## WHAT NEEDS TO BE DONE
Transcribe every line of the listing below without any deviation.

▼▼▼

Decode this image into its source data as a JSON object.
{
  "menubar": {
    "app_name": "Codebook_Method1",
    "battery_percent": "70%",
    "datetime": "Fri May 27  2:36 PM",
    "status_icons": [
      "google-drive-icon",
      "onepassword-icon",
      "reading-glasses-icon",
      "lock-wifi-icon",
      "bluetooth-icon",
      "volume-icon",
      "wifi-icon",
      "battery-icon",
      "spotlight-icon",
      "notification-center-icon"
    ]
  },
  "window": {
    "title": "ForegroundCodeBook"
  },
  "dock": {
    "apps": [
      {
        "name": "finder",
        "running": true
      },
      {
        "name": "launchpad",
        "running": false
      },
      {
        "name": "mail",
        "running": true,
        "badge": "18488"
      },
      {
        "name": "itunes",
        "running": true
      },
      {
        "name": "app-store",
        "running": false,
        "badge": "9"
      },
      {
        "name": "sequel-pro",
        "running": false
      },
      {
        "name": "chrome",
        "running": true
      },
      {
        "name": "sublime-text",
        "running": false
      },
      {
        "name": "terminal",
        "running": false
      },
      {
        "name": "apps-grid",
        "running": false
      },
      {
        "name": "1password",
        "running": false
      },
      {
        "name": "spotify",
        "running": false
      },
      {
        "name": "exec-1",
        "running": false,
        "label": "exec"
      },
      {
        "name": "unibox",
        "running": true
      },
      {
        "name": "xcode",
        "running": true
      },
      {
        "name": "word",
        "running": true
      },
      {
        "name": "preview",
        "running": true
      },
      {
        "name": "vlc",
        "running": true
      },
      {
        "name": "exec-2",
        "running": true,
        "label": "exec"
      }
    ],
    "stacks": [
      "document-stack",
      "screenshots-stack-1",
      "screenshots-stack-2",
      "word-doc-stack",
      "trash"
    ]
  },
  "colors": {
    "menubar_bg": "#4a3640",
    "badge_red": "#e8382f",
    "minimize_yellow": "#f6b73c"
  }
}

▲▲▲

## TASK RESPONSE
Decode this image into its source data as a JSON object.
{
  "menubar": {
    "app_name": "Codebook_Method1",
    "battery_percent": "70%",
    "datetime": "Fri May 27  2:36 PM",
    "status_icons": [
      "google-drive-icon",
      "onepassword-icon",
      "reading-glasses-icon",
      "lock-wifi-icon",
      "bluetooth-icon",
      "volume-icon",
      "wifi-icon",
      "battery-icon",
      "spotlight-icon",
      "notification-center-icon"
    ]
  },
  "window": {
    "title": "ForegroundCodeBook"
  },
  "dock": {
    "apps": [
      {
        "name": "finder",
        "running": true
      },
      {
        "name": "launchpad",
        "running": false
      },
      {
        "name": "mail",
        "running": true,
        "badge": "18488"
      },
      {
        "name": "itunes",
        "running": true
      },
      {
        "name": "app-store",
        "running": false,
        "badge": "9"
      },
      {
        "name": "sequel-pro",
        "running": false
      },
      {
        "name": "chrome",
        "running": true
      },
      {
        "name": "sublime-text",
        "running": false
      },
      {
        "name": "terminal",
        "running": false
      },
      {
        "name": "apps-grid",
        "running": false
      },
      {
        "name": "1password",
        "running": false
      },
      {
        "name": "spotify",
        "running": false
      },
      {
        "name": "exec-1",
        "running": false,
        "label": "exec"
      },
      {
        "name": "unibox",
        "running": true
      },
      {
        "name": "xcode",
        "running": true
      },
      {
        "name": "word",
        "running": true
      },
      {
        "name": "preview",
        "running": true
      },
      {
        "name": "vlc",
        "running": true
      },
      {
        "name": "exec-2",
        "running": true,
        "label": "exec"
      }
    ],
    "stacks": [
      "document-stack",
      "screenshots-stack-1",
      "screenshots-stack-2",
      "word-doc-stack",
      "trash"
    ]
  },
  "colors": {
    "menubar_bg": "#4a3640",
    "badge_red": "#e8382f",
    "minimize_yellow": "#f6b73c"
  }
}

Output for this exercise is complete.